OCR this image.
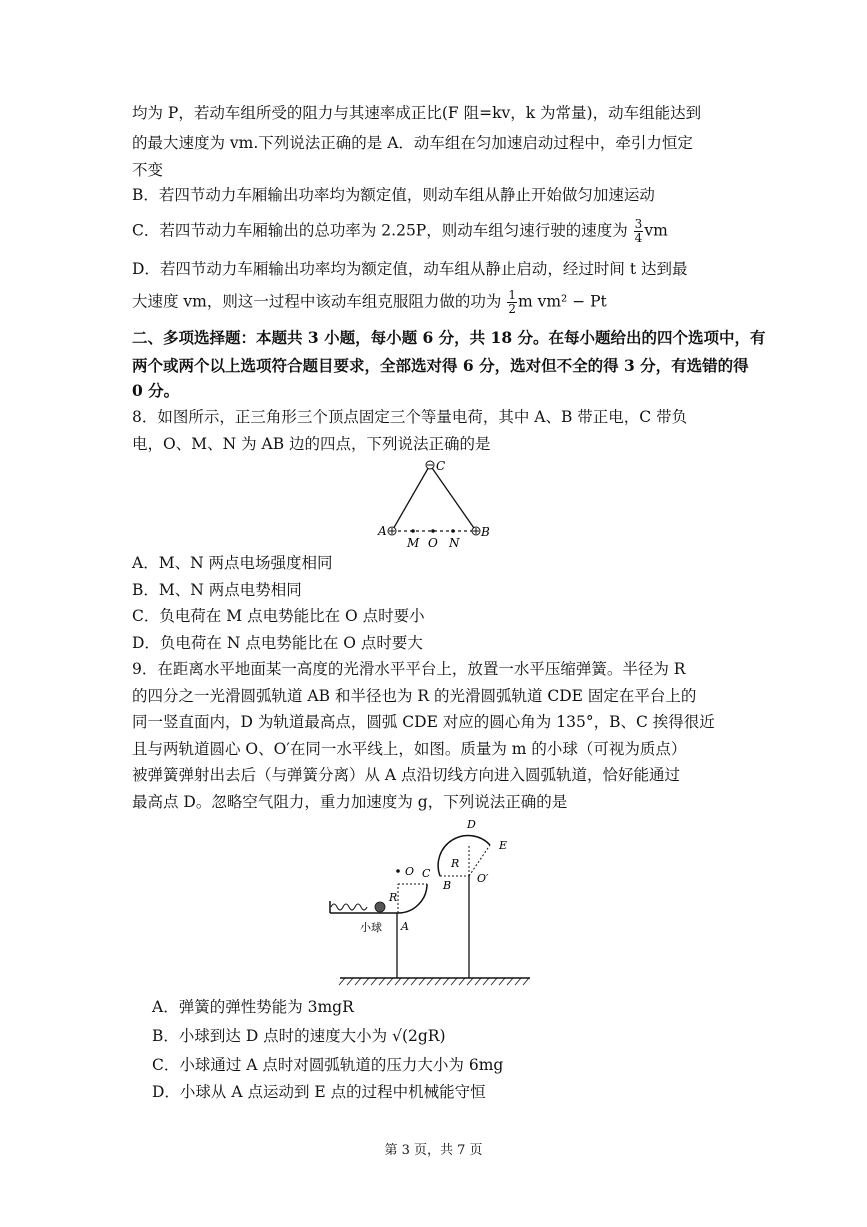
均为 P，若动车组所受的阻力与其速率成正比(F 阻=kv，k 为常量)，动车组能达到
的最大速度为 vm.下列说法正确的是 A．动车组在匀加速启动过程中，牵引力恒定
不变
B．若四节动力车厢输出功率均为额定值，则动车组从静止开始做匀加速运动
C．若四节动力车厢输出的总功率为 2.25P，则动车组匀速行驶的速度为 $\frac{3}{4}$ vm
D．若四节动力车厢输出功率均为额定值，动车组从静止启动，经过时间 t 达到最
大速度 vm，则这一过程中该动车组克服阻力做的功为 $\frac{1}{2}$ m vm² − Pt
二、多项选择题：本题共 3 小题，每小题 6 分，共 18 分。在每小题给出的四个选项中，有
两个或两个以上选项符合题目要求，全部选对得 6 分，选对但不全的得 3 分，有选错的得
0 分。
8．如图所示，正三角形三个顶点固定三个等量电荷，其中 A、B 带正电，C 带负
电，O、M、N 为 AB 边的四点，下列说法正确的是
C
A	B
M O N
A．M、N 两点电场强度相同
B．M、N 两点电势相同
C．负电荷在 M 点电势能比在 O 点时要小
D．负电荷在 N 点电势能比在 O 点时要大
9．在距离水平地面某一高度的光滑水平平台上，放置一水平压缩弹簧。半径为 R
的四分之一光滑圆弧轨道 AB 和半径也为 R 的光滑圆弧轨道 CDE 固定在平台上的
同一竖直面内，D 为轨道最高点，圆弧 CDE 对应的圆心角为 135°，B、C 挨得很近
且与两轨道圆心 O、O′在同一水平线上，如图。质量为 m 的小球（可视为质点）
被弹簧弹射出去后（与弹簧分离）从 A 点沿切线方向进入圆弧轨道，恰好能通过
最高点 D。忽略空气阻力，重力加速度为 g，下列说法正确的是
D
E
O C
R
B
O′
R
A
小球
A．弹簧的弹性势能为 3mgR
B．小球到达 D 点时的速度大小为 √(2gR)
C．小球通过 A 点时对圆弧轨道的压力大小为 6mg
D．小球从 A 点运动到 E 点的过程中机械能守恒
第 3 页，共 7 页
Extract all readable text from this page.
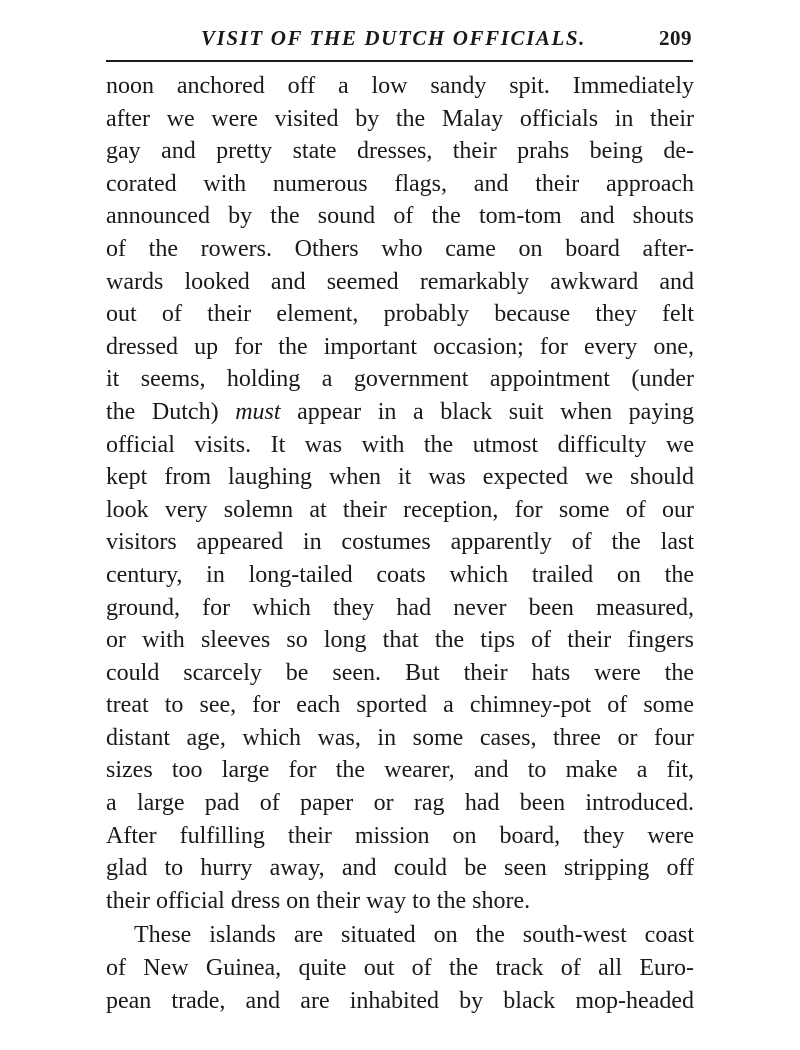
VISIT OF THE DUTCH OFFICIALS.	209
noon anchored off a low sandy spit. Immediately
after we were visited by the Malay officials in their
gay and pretty state dresses, their prahs being de-
corated with numerous flags, and their approach
announced by the sound of the tom-tom and shouts
of the rowers. Others who came on board after-
wards looked and seemed remarkably awkward and
out of their element, probably because they felt
dressed up for the important occasion; for every one,
it seems, holding a government appointment (under
the Dutch) must appear in a black suit when paying
official visits. It was with the utmost difficulty we
kept from laughing when it was expected we should
look very solemn at their reception, for some of our
visitors appeared in costumes apparently of the last
century, in long-tailed coats which trailed on the
ground, for which they had never been measured,
or with sleeves so long that the tips of their fingers
could scarcely be seen. But their hats were the
treat to see, for each sported a chimney-pot of some
distant age, which was, in some cases, three or four
sizes too large for the wearer, and to make a fit,
a large pad of paper or rag had been introduced.
After fulfilling their mission on board, they were
glad to hurry away, and could be seen stripping off
their official dress on their way to the shore.
These islands are situated on the south-west coast
of New Guinea, quite out of the track of all Euro-
pean trade, and are inhabited by black mop-headed
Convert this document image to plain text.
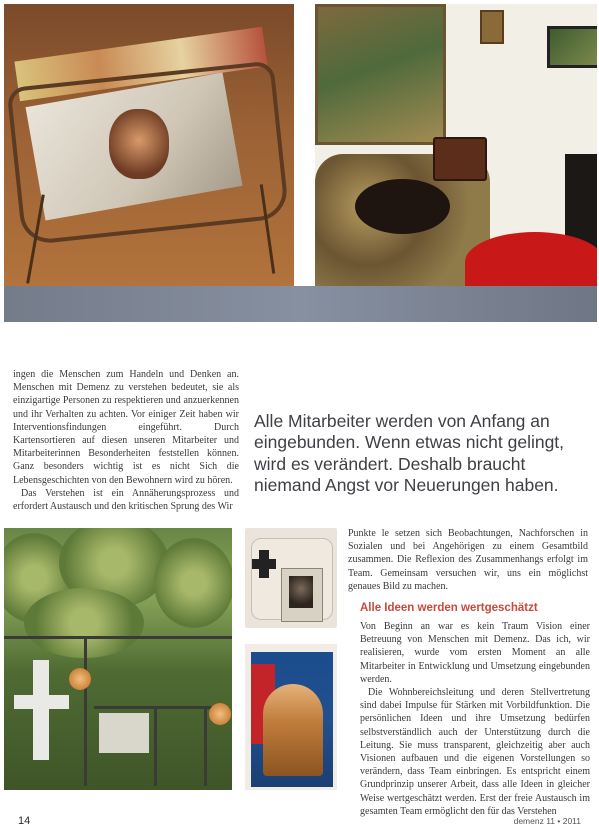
ingen die Menschen zum Handeln und Denken an. Menschen mit Demenz zu verstehen bedeutet, sie als einzigartige Personen zu respektieren und anzuerkennen und ihr Verhalten zu achten. Vor einiger Zeit haben wir Interventionsfindungen eingeführt. Durch Kartensortieren auf diesen unseren Mitarbeiter und Mitarbeiterinnen Besonderheiten feststellen können. Ganz besonders wichtig ist es nicht Sich die Lebensgeschichten von den Bewohnern wird zu hören.

Das Verstehen ist ein Annäherungsprozess und erfordert Austausch und den kritischen Sprung des Wir

Alle Mitarbeiter werden von Anfang an eingebunden. Wenn etwas nicht gelingt, wird es verändert. Deshalb braucht niemand Angst vor Neuerungen haben.

Punkte le setzen sich Beobachtungen, Nachforschen in Sozialen und bei Angehörigen zu einem Gesamtbild zusammen. Die Reflexion des Zusammenhangs erfolgt im Team. Gemeinsam versuchen wir, uns ein möglichst genaues Bild zu machen.
Alle Ideen werden wertgeschätzt

Von Beginn an war es kein Traum Vision einer Betreuung von Menschen mit Demenz. Das ich, wir realisieren, wurde vom ersten Moment an alle Mitarbeiter in Entwicklung und Umsetzung eingebunden werden.

Die Wohnbereichsleitung und deren Stellvertretung sind dabei Impulse für Stärken mit Vorbildfunktion. Die persönlichen Ideen und ihre Umsetzung bedürfen selbstverständlich auch der Unterstützung durch die Leitung. Sie muss transparent, gleichzeitig aber auch Visionen aufbauen und die eigenen Vorstellungen so verändern, dass Team einbringen. Es entspricht einem Grundprinzip unserer Arbeit, dass alle Ideen in gleicher Weise wertgeschätzt werden. Erst der freie Austausch im gesamten Team ermöglicht den für das Verstehen

14	demenz 11 • 2011
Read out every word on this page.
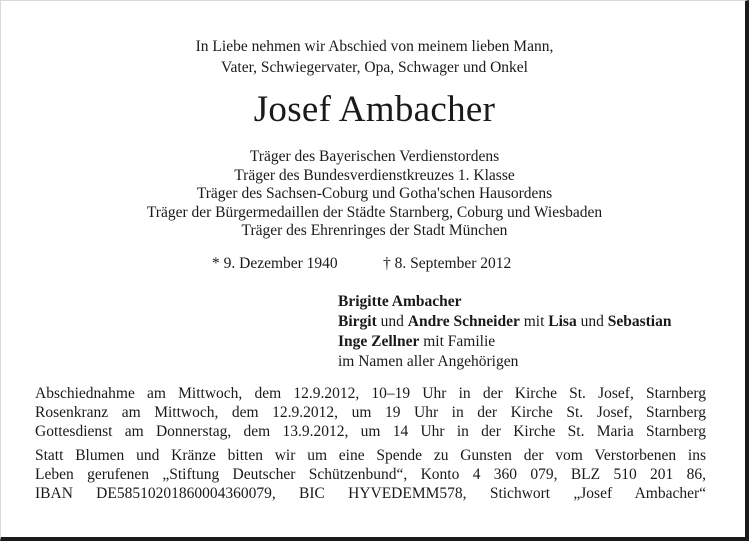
In Liebe nehmen wir Abschied von meinem lieben Mann,
Vater, Schwiegervater, Opa, Schwager und Onkel
Josef Ambacher
Träger des Bayerischen Verdienstordens
Träger des Bundesverdienstkreuzes 1. Klasse
Träger des Sachsen-Coburg und Gotha'schen Hausordens
Träger der Bürgermedaillen der Städte Starnberg, Coburg und Wiesbaden
Träger des Ehrenringes der Stadt München
* 9. Dezember 1940	† 8. September 2012
Brigitte Ambacher
Birgit und Andre Schneider mit Lisa und Sebastian
Inge Zellner mit Familie
im Namen aller Angehörigen
Abschiednahme am Mittwoch, dem 12.9.2012, 10–19 Uhr in der Kirche St. Josef, Starnberg
Rosenkranz am Mittwoch, dem 12.9.2012, um 19 Uhr in der Kirche St. Josef, Starnberg
Gottesdienst am Donnerstag, dem 13.9.2012, um 14 Uhr in der Kirche St. Maria Starnberg
Statt Blumen und Kränze bitten wir um eine Spende zu Gunsten der vom Verstorbenen ins
Leben gerufenen „Stiftung Deutscher Schützenbund“, Konto 4 360 079, BLZ 510 201 86,
IBAN DE58510201860004360079, BIC HYVEDEMM578, Stichwort „Josef Ambacher“
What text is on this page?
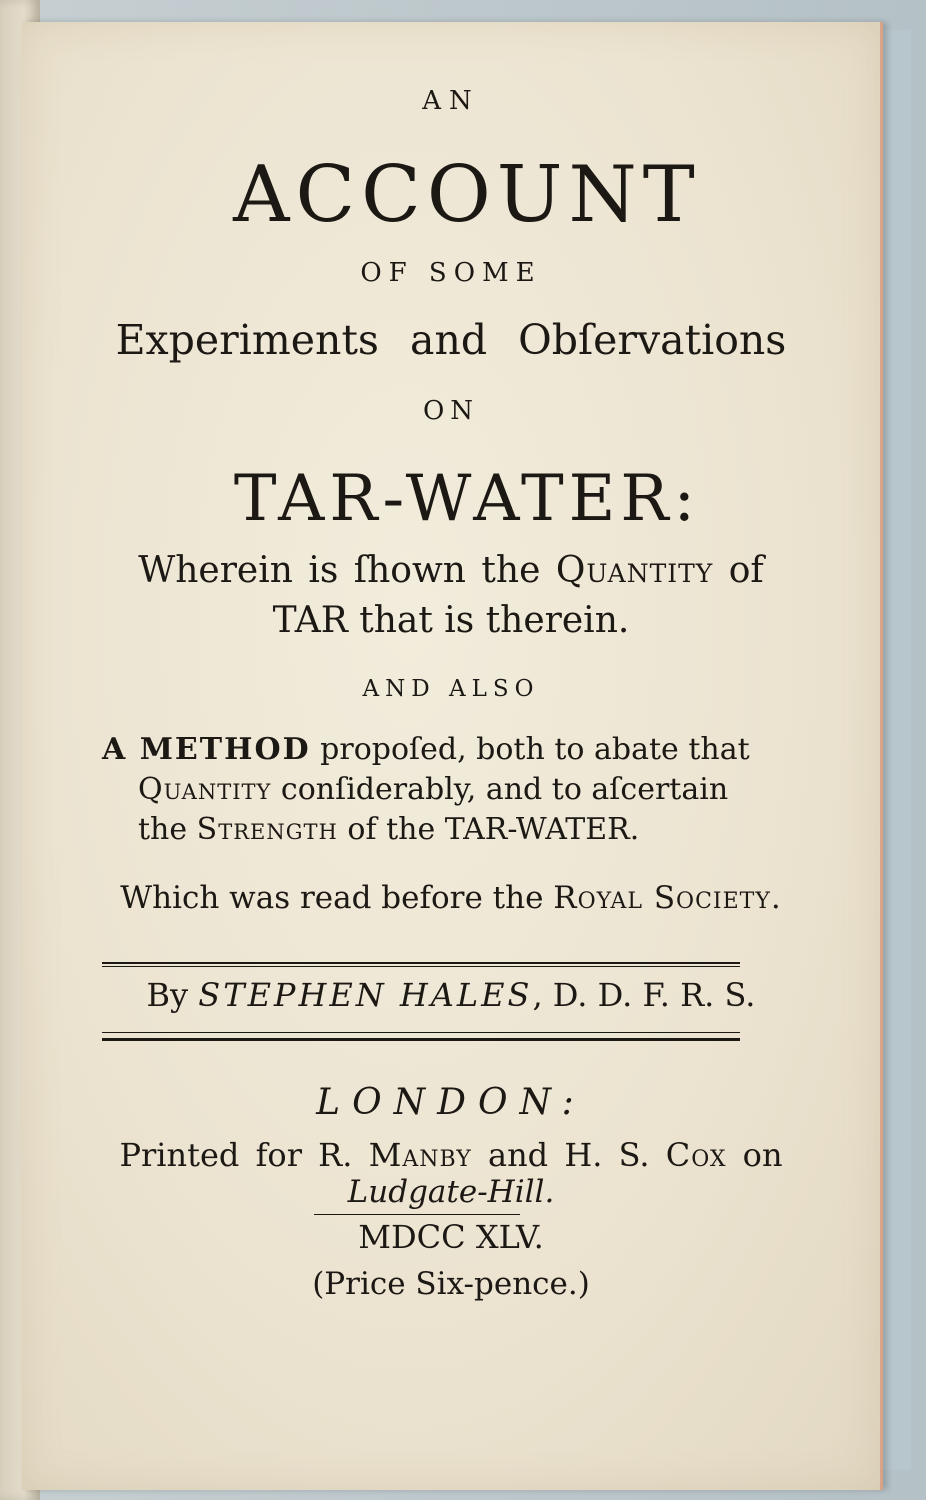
AN
ACCOUNT
OF SOME
Experiments and Obſervations
ON
TAR-WATER:
Wherein is ſhown the Quantity of
TAR that is therein.
AND ALSO
A METHOD propoſed, both to abate that
Quantity conſiderably, and to aſcertain
the Strength of the TAR-WATER.
Which was read before the Royal Society.
By STEPHEN HALES, D. D. F. R. S.
LONDON:
Printed for R. Manby and H. S. Cox on
Ludgate-Hill.
MDCC XLV.
(Price Six-pence.)
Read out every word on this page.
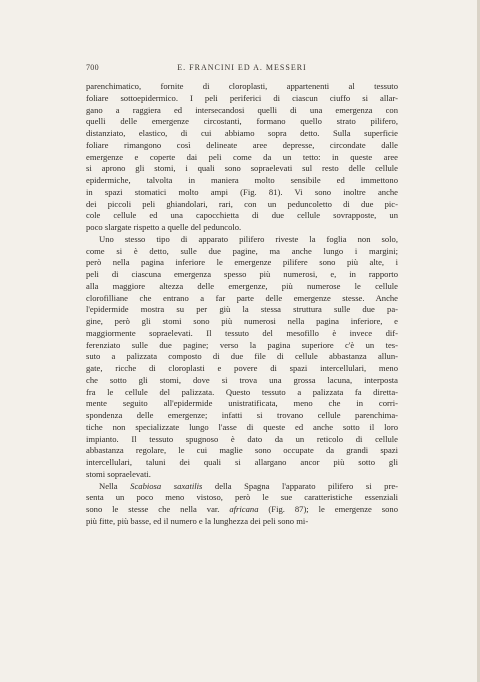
700	E. FRANCINI ED A. MESSERI
parenchimatico, fornite di cloroplasti, appartenenti al tessuto
foliare sottoepidermico. I peli periferici di ciascun ciuffo si allar-
gano a raggiera ed intersecandosi quelli di una emergenza con
quelli delle emergenze circostanti, formano quello strato pilifero,
distanziato, elastico, di cui abbiamo sopra detto. Sulla superficie
foliare rimangono così delineate aree depresse, circondate dalle
emergenze e coperte dai peli come da un tetto: in queste aree
si aprono gli stomi, i quali sono sopraelevati sul resto delle cellule
epidermiche, talvolta in maniera molto sensibile ed immettono
in spazi stomatici molto ampi (Fig. 81). Vi sono inoltre anche
dei piccoli peli ghiandolari, rari, con un peduncoletto di due pic-
cole cellule ed una capocchietta di due cellule sovrapposte, un
poco slargate rispetto a quelle del peduncolo.
Uno stesso tipo di apparato pilifero riveste la foglia non solo,
come si è detto, sulle due pagine, ma anche lungo i margini;
però nella pagina inferiore le emergenze pilifere sono più alte, i
peli di ciascuna emergenza spesso più numerosi, e, in rapporto
alla maggiore altezza delle emergenze, più numerose le cellule
clorofilliane che entrano a far parte delle emergenze stesse. Anche
l'epidermide mostra su per giù la stessa struttura sulle due pa-
gine, però gli stomi sono più numerosi nella pagina inferiore, e
maggiormente sopraelevati. Il tessuto del mesofillo è invece dif-
ferenziato sulle due pagine; verso la pagina superiore c'è un tes-
suto a palizzata composto di due file di cellule abbastanza allun-
gate, ricche di cloroplasti e povere di spazi intercellulari, meno
che sotto gli stomi, dove si trova una grossa lacuna, interposta
fra le cellule del palizzata. Questo tessuto a palizzata fa diretta-
mente seguito all'epidermide unistratificata, meno che in corri-
spondenza delle emergenze; infatti si trovano cellule parenchima-
tiche non specializzate lungo l'asse di queste ed anche sotto il loro
impianto. Il tessuto spugnoso è dato da un reticolo di cellule
abbastanza regolare, le cui maglie sono occupate da grandi spazi
intercellulari, taluni dei quali si allargano ancor più sotto gli
stomi sopraelevati.
Nella Scabiosa saxatilis della Spagna l'apparato pilifero si pre-
senta un poco meno vistoso, però le sue caratteristiche essenziali
sono le stesse che nella var. africana (Fig. 87); le emergenze sono
più fitte, più basse, ed il numero e la lunghezza dei peli sono mi-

● ● ● ●

_WHAT YOU NEED TO DO_.
Return all lines containing the word "black".

_FULL RESPONSE_.
the Dutch) must appear in a black suit when paying
pean trade, and are inhabited by black mop-headed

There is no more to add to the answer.